What follows is a set of records; restate each one word for word and drop the pictures.

>> start Provided data

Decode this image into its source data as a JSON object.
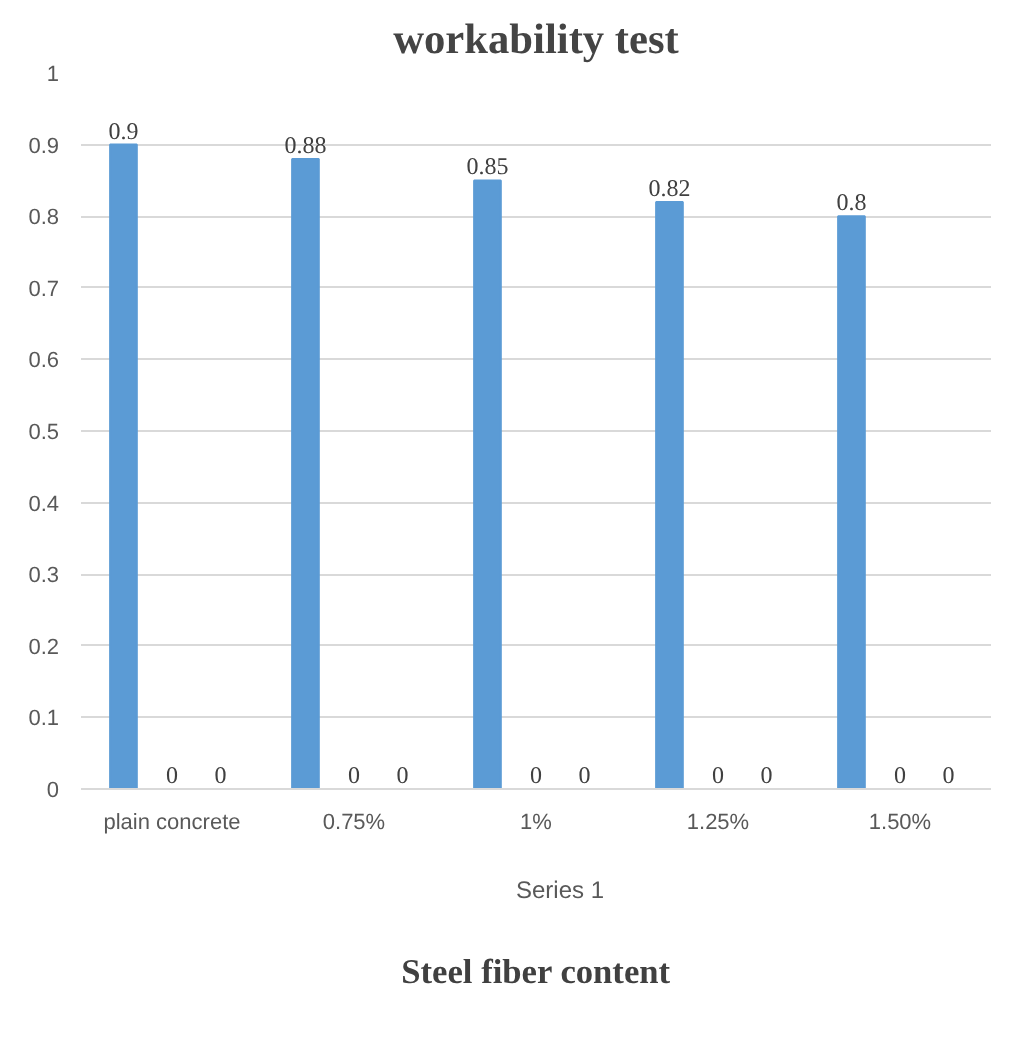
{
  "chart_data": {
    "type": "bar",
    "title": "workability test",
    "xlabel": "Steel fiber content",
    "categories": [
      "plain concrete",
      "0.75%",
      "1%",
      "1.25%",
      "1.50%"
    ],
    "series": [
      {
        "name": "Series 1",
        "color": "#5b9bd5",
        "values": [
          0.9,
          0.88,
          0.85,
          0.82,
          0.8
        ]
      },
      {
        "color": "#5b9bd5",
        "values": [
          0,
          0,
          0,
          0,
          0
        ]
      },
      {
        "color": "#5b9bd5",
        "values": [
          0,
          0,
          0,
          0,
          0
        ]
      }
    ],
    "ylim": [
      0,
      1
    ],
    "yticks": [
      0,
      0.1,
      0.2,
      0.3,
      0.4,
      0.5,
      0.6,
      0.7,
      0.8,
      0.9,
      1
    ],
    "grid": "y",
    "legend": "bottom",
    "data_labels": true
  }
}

>> end Provided data

Solved problem:
Decode this image into its source data as a JSON object.
{
  "chart_data": {
    "type": "bar",
    "title": "workability test",
    "xlabel": "Steel fiber content",
    "categories": [
      "plain concrete",
      "0.75%",
      "1%",
      "1.25%",
      "1.50%"
    ],
    "series": [
      {
        "name": "Series 1",
        "color": "#5b9bd5",
        "values": [
          0.9,
          0.88,
          0.85,
          0.82,
          0.8
        ]
      },
      {
        "color": "#5b9bd5",
        "values": [
          0,
          0,
          0,
          0,
          0
        ]
      },
      {
        "color": "#5b9bd5",
        "values": [
          0,
          0,
          0,
          0,
          0
        ]
      }
    ],
    "ylim": [
      0,
      1
    ],
    "yticks": [
      0,
      0.1,
      0.2,
      0.3,
      0.4,
      0.5,
      0.6,
      0.7,
      0.8,
      0.9,
      1
    ],
    "grid": "y",
    "legend": "bottom",
    "data_labels": true
  }
}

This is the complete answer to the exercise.